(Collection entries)
# # # # # # #
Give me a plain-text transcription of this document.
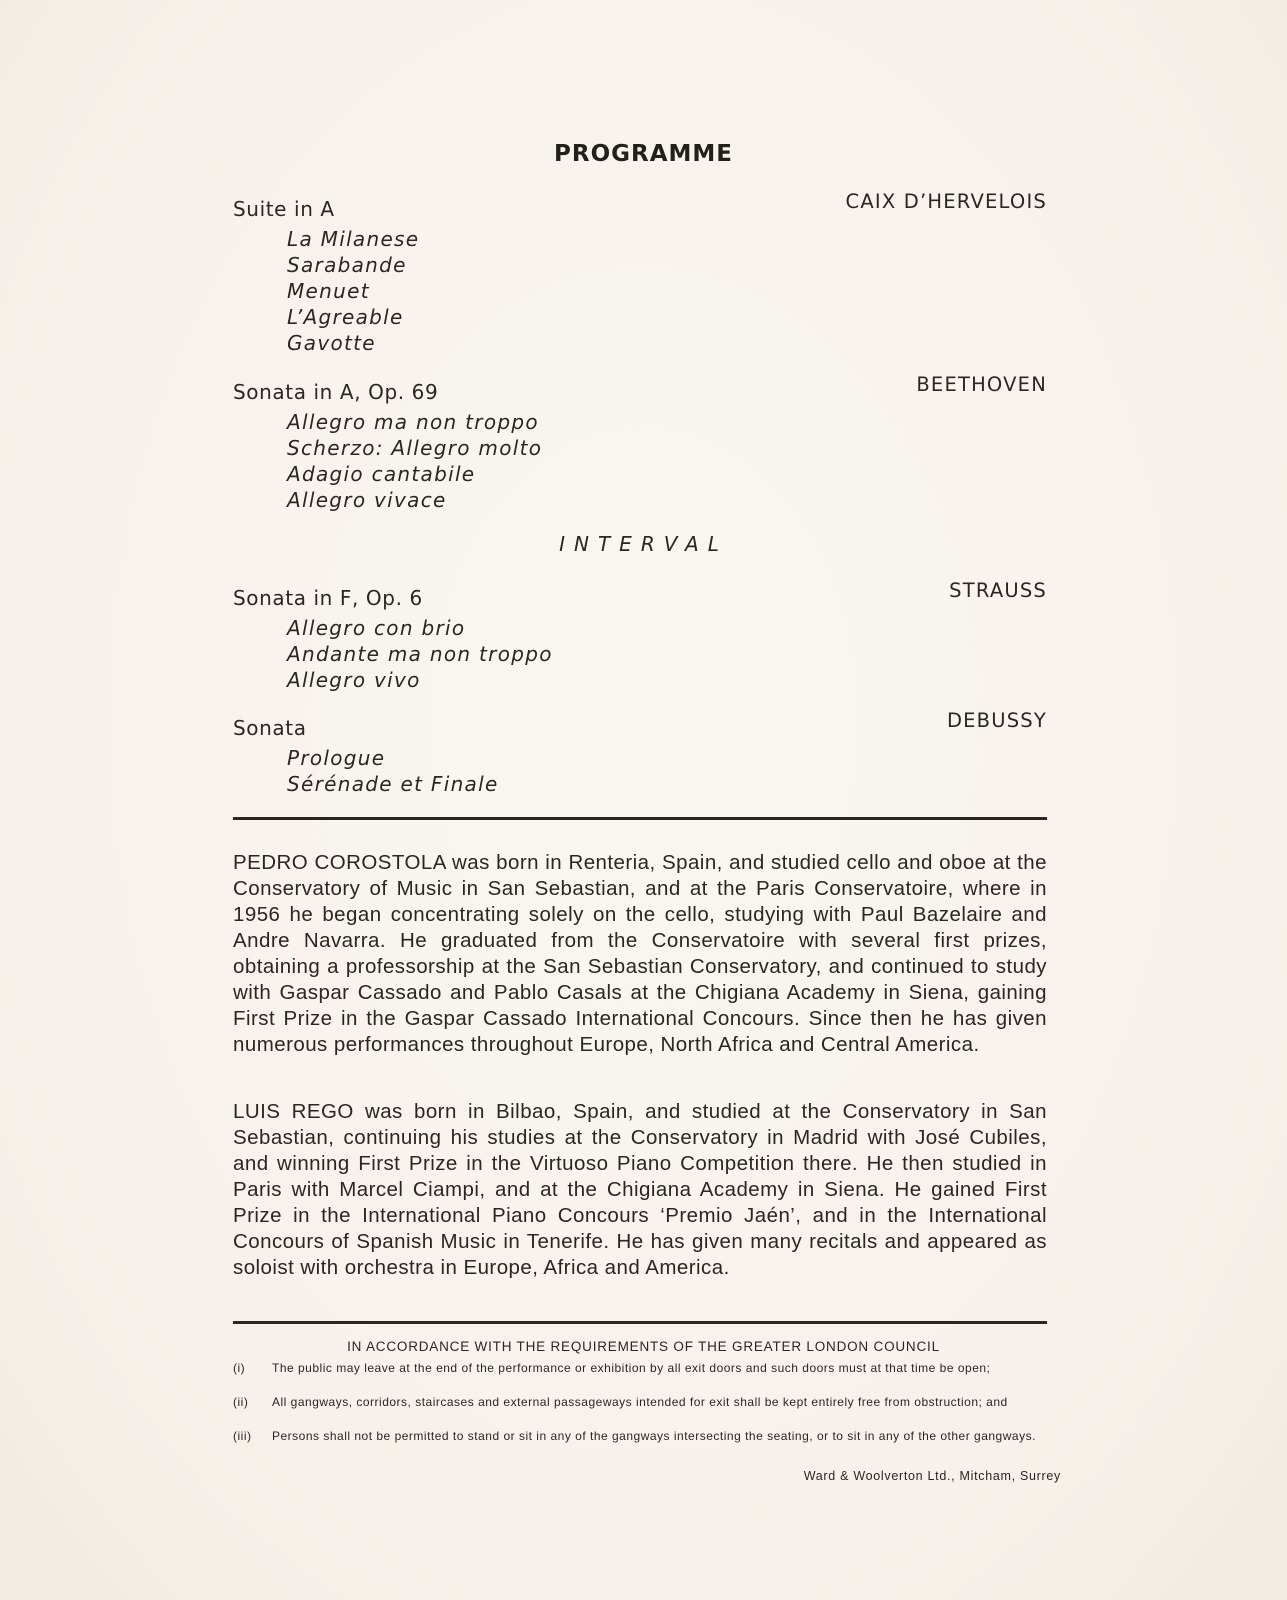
PROGRAMME
Suite in A	CAIX D’HERVELOIS
La Milanese
Sarabande
Menuet
L’Agreable
Gavotte
Sonata in A, Op. 69	BEETHOVEN
Allegro ma non troppo
Scherzo: Allegro molto
Adagio cantabile
Allegro vivace
INTERVAL
Sonata in F, Op. 6	STRAUSS
Allegro con brio
Andante ma non troppo
Allegro vivo
Sonata	DEBUSSY
Prologue
Sérénade et Finale

PEDRO COROSTOLA was born in Renteria, Spain, and studied cello and oboe at the Conservatory of Music in San Sebastian, and at the Paris Conservatoire, where in 1956 he began concentrating solely on the cello, studying with Paul Bazelaire and Andre Navarra. He graduated from the Conservatoire with several first prizes, obtaining a professorship at the San Sebastian Conservatory, and continued to study with Gaspar Cassado and Pablo Casals at the Chigiana Academy in Siena, gaining First Prize in the Gaspar Cassado International Concours. Since then he has given numerous performances throughout Europe, North Africa and Central America.

LUIS REGO was born in Bilbao, Spain, and studied at the Conservatory in San Sebastian, continuing his studies at the Conservatory in Madrid with José Cubiles, and winning First Prize in the Virtuoso Piano Competition there. He then studied in Paris with Marcel Ciampi, and at the Chigiana Academy in Siena. He gained First Prize in the International Piano Concours ‘Premio Jaén’, and in the International Concours of Spanish Music in Tenerife. He has given many recitals and appeared as soloist with orchestra in Europe, Africa and America.

IN ACCORDANCE WITH THE REQUIREMENTS OF THE GREATER LONDON COUNCIL
(i)	The public may leave at the end of the performance or exhibition by all exit doors and such doors must at that time be open;
(ii)	All gangways, corridors, staircases and external passageways intended for exit shall be kept entirely free from obstruction; and
(iii)	Persons shall not be permitted to stand or sit in any of the gangways intersecting the seating, or to sit in any of the other gangways.
Ward & Woolverton Ltd., Mitcham, Surrey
# # # # # # #
§ OBJECTIVE
Restate the listing above word for word, and skip the pictures.

§ TASK RESULT
Give me a plain-text transcription of this document.
PROGRAMME
Suite in A	CAIX D’HERVELOIS
La Milanese
Sarabande
Menuet
L’Agreable
Gavotte
Sonata in A, Op. 69	BEETHOVEN
Allegro ma non troppo
Scherzo: Allegro molto
Adagio cantabile
Allegro vivace
INTERVAL
Sonata in F, Op. 6	STRAUSS
Allegro con brio
Andante ma non troppo
Allegro vivo
Sonata	DEBUSSY
Prologue
Sérénade et Finale

PEDRO COROSTOLA was born in Renteria, Spain, and studied cello and oboe at the Conservatory of Music in San Sebastian, and at the Paris Conservatoire, where in 1956 he began concentrating solely on the cello, studying with Paul Bazelaire and Andre Navarra. He graduated from the Conservatoire with several first prizes, obtaining a professorship at the San Sebastian Conservatory, and continued to study with Gaspar Cassado and Pablo Casals at the Chigiana Academy in Siena, gaining First Prize in the Gaspar Cassado International Concours. Since then he has given numerous performances throughout Europe, North Africa and Central America.

LUIS REGO was born in Bilbao, Spain, and studied at the Conservatory in San Sebastian, continuing his studies at the Conservatory in Madrid with José Cubiles, and winning First Prize in the Virtuoso Piano Competition there. He then studied in Paris with Marcel Ciampi, and at the Chigiana Academy in Siena. He gained First Prize in the International Piano Concours ‘Premio Jaén’, and in the International Concours of Spanish Music in Tenerife. He has given many recitals and appeared as soloist with orchestra in Europe, Africa and America.

IN ACCORDANCE WITH THE REQUIREMENTS OF THE GREATER LONDON COUNCIL
(i)	The public may leave at the end of the performance or exhibition by all exit doors and such doors must at that time be open;
(ii)	All gangways, corridors, staircases and external passageways intended for exit shall be kept entirely free from obstruction; and
(iii)	Persons shall not be permitted to stand or sit in any of the gangways intersecting the seating, or to sit in any of the other gangways.
Ward & Woolverton Ltd., Mitcham, Surrey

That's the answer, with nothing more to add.